* **TEXTE FOURNI**
○ ○ ○ ○ ○ ○ ○
Avec le calcul sur 40 ans, chaque année n’amène
plus que 1,875% (75% / 40 ans), et la pension ne
représente plus que 69,4% (37 ans x 1,875%)… et
59% avec la décote. Le passage à 41 ans en 2012
fera encore baisser la pension : chaque année
apporte 75/41 = 1,829% et la pension diminue à
67,7%... et 54,1% avec la décote, soit une de 27%
de la pension.

- indexation des pensions sur les prix et non plus
sur les salaires.

- décote de 5% par année manquante en 2015 (mise
en place progressive sur 10 ans)…

Et, pour tous les salariés : allongement
quasiment automatique de la durée de
cotisation en fonction de l’augmentation de
l’espérance de vie.

La loi impose le maintien du rapport, constaté
en 2003, entre les 40 ans de cotisations et les
22,39 ans d’espérance de vie (soit
40/22,39=1,8). Tous les 4 ans, l’évolution de ce
rapport est regardée et une décision
d’augmentation de la durée de cotisation est
imposée pour le maintenir constant. En 2008,
l’estimation qu’en 2012, l’espérance de vie après
60 ans serait à 23,74 ans (soit 1,35 an en plus par
rapport à 2003) a amener le gouvernement a
répartir le 1,35 an en 1 an de cotisation (qui
passe à 41 ans) et 0,35 an de plus de durée de
retraite. L’augmentation de l’espérance de vie a
été répartie en ¾ pour la durée de cotisation et
¼ pour la durée de retraite. Le même calcul
devrait conclure à une durée de cotisation de
41,5 ans en 2020.

2007 : les régimes spéciaux se rapprochent de la
fonction publique.

- passage de 37,5 ans à 40 ans (de façon progressive 40
ans en 2012 puis 41 ans en 2016) de la durée de
cotisation pour une retraite à taux plein (75 % du
dernier salaire touché pendant au moins 6 mois).

- indexation des pensions sur les prix et non plus sur les
salaires.

- décote de 5% par année manquante

Pour faire accepter la contre-réforme par certaines
organisations syndicales, des compensations ont été
accordées. A la SNCF, par exemple : augmentation du
dernier salaire par la création d’un échelon (attribué
automatiquement à l’ancienneté) supplémentaire,
augmentation de la pension par l’intégration de petites
parties de primes dans le traitement… Mais elles ne
compensent pas grand-chose : la contre-réforme fait
baisser la pension de 19%. Pour bénéficier du même
niveau de pension qu’avant, le cheminot doit travailler
2,5 ans de plus.
○ ○ ○ ○ ○ ○ ○
* **CONSIGNE 1**
Transcris sous forme de liste JSON de chaînes, à raison d'une chaîne par ligne et sans les lignes vides, la partie des enregistrements qui commence au début de ceux-ci et se termine par la ligne contenant "action-bar: 780 34", cette dernière incluse.

(Données sources)
○ ○ ○ ○ ○ ○ ○
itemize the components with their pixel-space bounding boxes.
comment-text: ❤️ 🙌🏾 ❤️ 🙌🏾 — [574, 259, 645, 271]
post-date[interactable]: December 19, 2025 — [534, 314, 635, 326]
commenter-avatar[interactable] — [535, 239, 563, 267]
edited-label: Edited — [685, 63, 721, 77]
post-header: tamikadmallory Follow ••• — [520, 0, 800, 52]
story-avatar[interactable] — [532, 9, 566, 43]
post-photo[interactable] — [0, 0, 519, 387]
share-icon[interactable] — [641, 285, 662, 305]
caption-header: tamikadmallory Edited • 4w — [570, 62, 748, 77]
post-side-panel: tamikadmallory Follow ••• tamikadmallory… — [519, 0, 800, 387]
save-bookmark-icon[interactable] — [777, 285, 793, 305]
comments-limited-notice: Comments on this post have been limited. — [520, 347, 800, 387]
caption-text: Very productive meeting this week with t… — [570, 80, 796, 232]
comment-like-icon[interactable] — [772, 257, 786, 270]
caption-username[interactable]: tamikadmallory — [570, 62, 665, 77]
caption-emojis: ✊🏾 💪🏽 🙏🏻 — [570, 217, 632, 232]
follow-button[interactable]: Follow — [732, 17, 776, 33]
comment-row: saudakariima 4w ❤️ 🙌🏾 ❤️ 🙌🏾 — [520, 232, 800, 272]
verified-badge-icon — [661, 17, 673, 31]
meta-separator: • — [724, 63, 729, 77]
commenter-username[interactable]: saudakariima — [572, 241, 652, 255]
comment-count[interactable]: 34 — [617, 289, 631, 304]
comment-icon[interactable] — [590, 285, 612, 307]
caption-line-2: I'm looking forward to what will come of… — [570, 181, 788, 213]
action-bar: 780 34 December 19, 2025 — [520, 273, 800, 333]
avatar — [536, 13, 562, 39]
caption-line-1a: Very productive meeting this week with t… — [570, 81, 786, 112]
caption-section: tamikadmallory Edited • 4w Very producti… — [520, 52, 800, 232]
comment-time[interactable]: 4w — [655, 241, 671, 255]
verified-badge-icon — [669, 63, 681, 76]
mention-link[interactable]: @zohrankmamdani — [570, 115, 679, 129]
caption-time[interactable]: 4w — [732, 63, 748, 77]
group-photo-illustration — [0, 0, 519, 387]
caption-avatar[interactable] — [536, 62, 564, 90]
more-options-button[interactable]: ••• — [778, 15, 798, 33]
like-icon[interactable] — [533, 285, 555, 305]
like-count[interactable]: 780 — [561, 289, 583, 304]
○ ○ ○ ○ ○ ○ ○
* **CONSIGNE 2**
Recopie à l'identique le passage du texte sur les retraites qui commence par les mots "Pour faire accepter" et se termine par "ans de plus.".

* **RÉSULTAT ATTENDU 1**
[
  "itemize the components with their pixel-space bounding boxes.",
  "comment-text: ❤️ 🙌🏾 ❤️ 🙌🏾 — [574, 259, 645, 271]",
  "post-date[interactable]: December 19, 2025 — [534, 314, 635, 326]",
  "commenter-avatar[interactable] — [535, 239, 563, 267]",
  "edited-label: Edited — [685, 63, 721, 77]",
  "post-header: tamikadmallory Follow ••• — [520, 0, 800, 52]",
  "story-avatar[interactable] — [532, 9, 566, 43]",
  "post-photo[interactable] — [0, 0, 519, 387]",
  "share-icon[interactable] — [641, 285, 662, 305]",
  "caption-header: tamikadmallory Edited • 4w — [570, 62, 748, 77]",
  "post-side-panel: tamikadmallory Follow ••• tamikadmallory… — [519, 0, 800, 387]",
  "save-bookmark-icon[interactable] — [777, 285, 793, 305]",
  "comments-limited-notice: Comments on this post have been limited. — [520, 347, 800, 387]",
  "caption-text: Very productive meeting this week with t… — [570, 80, 796, 232]",
  "comment-like-icon[interactable] — [772, 257, 786, 270]",
  "caption-username[interactable]: tamikadmallory — [570, 62, 665, 77]",
  "caption-emojis: ✊🏾 💪🏽 🙏🏻 — [570, 217, 632, 232]",
  "follow-button[interactable]: Follow — [732, 17, 776, 33]",
  "comment-row: saudakariima 4w ❤️ 🙌🏾 ❤️ 🙌🏾 — [520, 232, 800, 272]",
  "verified-badge-icon — [661, 17, 673, 31]",
  "meta-separator: • — [724, 63, 729, 77]",
  "commenter-username[interactable]: saudakariima — [572, 241, 652, 255]",
  "comment-count[interactable]: 34 — [617, 289, 631, 304]",
  "comment-icon[interactable] — [590, 285, 612, 307]",
  "caption-line-2: I'm looking forward to what will come of… — [570, 181, 788, 213]",
  "action-bar: 780 34 December 19, 2025 — [520, 273, 800, 333]"
]

* **RÉSULTAT ATTENDU 2**
Pour faire accepter la contre-réforme par certaines
organisations syndicales, des compensations ont été
accordées. A la SNCF, par exemple : augmentation du
dernier salaire par la création d’un échelon (attribué
automatiquement à l’ancienneté) supplémentaire,
augmentation de la pension par l’intégration de petites
parties de primes dans le traitement… Mais elles ne
compensent pas grand-chose : la contre-réforme fait
baisser la pension de 19%. Pour bénéficier du même
niveau de pension qu’avant, le cheminot doit travailler
2,5 ans de plus.